▶ Problem to work on
All of the material below is to be repeated exactly.

▶ Extracted information
+++
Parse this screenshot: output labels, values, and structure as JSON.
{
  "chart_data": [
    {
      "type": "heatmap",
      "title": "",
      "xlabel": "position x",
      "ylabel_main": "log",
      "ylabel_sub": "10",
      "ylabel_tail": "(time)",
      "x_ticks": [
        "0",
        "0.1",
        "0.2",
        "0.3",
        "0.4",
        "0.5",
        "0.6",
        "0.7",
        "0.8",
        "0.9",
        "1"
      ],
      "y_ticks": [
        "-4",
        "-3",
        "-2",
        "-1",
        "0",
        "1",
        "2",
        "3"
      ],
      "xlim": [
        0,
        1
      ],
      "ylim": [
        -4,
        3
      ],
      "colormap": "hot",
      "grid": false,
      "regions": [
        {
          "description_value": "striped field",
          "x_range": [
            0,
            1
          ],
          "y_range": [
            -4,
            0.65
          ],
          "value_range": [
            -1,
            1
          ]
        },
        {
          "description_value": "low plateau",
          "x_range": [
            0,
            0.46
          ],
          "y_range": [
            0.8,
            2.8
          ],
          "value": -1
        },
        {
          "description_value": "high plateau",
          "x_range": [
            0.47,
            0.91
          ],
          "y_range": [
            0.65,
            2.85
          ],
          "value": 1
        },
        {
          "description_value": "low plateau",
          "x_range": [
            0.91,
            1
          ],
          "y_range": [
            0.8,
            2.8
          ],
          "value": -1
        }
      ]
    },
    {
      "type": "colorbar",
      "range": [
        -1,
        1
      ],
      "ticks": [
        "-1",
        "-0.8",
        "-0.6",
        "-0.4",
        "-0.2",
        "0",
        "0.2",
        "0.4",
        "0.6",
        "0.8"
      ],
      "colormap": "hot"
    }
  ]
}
+++
▶ Exercise result
Parse this screenshot: output labels, values, and structure as JSON.
{
  "chart_data": [
    {
      "type": "heatmap",
      "title": "",
      "xlabel": "position x",
      "ylabel_main": "log",
      "ylabel_sub": "10",
      "ylabel_tail": "(time)",
      "x_ticks": [
        "0",
        "0.1",
        "0.2",
        "0.3",
        "0.4",
        "0.5",
        "0.6",
        "0.7",
        "0.8",
        "0.9",
        "1"
      ],
      "y_ticks": [
        "-4",
        "-3",
        "-2",
        "-1",
        "0",
        "1",
        "2",
        "3"
      ],
      "xlim": [
        0,
        1
      ],
      "ylim": [
        -4,
        3
      ],
      "colormap": "hot",
      "grid": false,
      "regions": [
        {
          "description_value": "striped field",
          "x_range": [
            0,
            1
          ],
          "y_range": [
            -4,
            0.65
          ],
          "value_range": [
            -1,
            1
          ]
        },
        {
          "description_value": "low plateau",
          "x_range": [
            0,
            0.46
          ],
          "y_range": [
            0.8,
            2.8
          ],
          "value": -1
        },
        {
          "description_value": "high plateau",
          "x_range": [
            0.47,
            0.91
          ],
          "y_range": [
            0.65,
            2.85
          ],
          "value": 1
        },
        {
          "description_value": "low plateau",
          "x_range": [
            0.91,
            1
          ],
          "y_range": [
            0.8,
            2.8
          ],
          "value": -1
        }
      ]
    },
    {
      "type": "colorbar",
      "range": [
        -1,
        1
      ],
      "ticks": [
        "-1",
        "-0.8",
        "-0.6",
        "-0.4",
        "-0.2",
        "0",
        "0.2",
        "0.4",
        "0.6",
        "0.8"
      ],
      "colormap": "hot"
    }
  ]
}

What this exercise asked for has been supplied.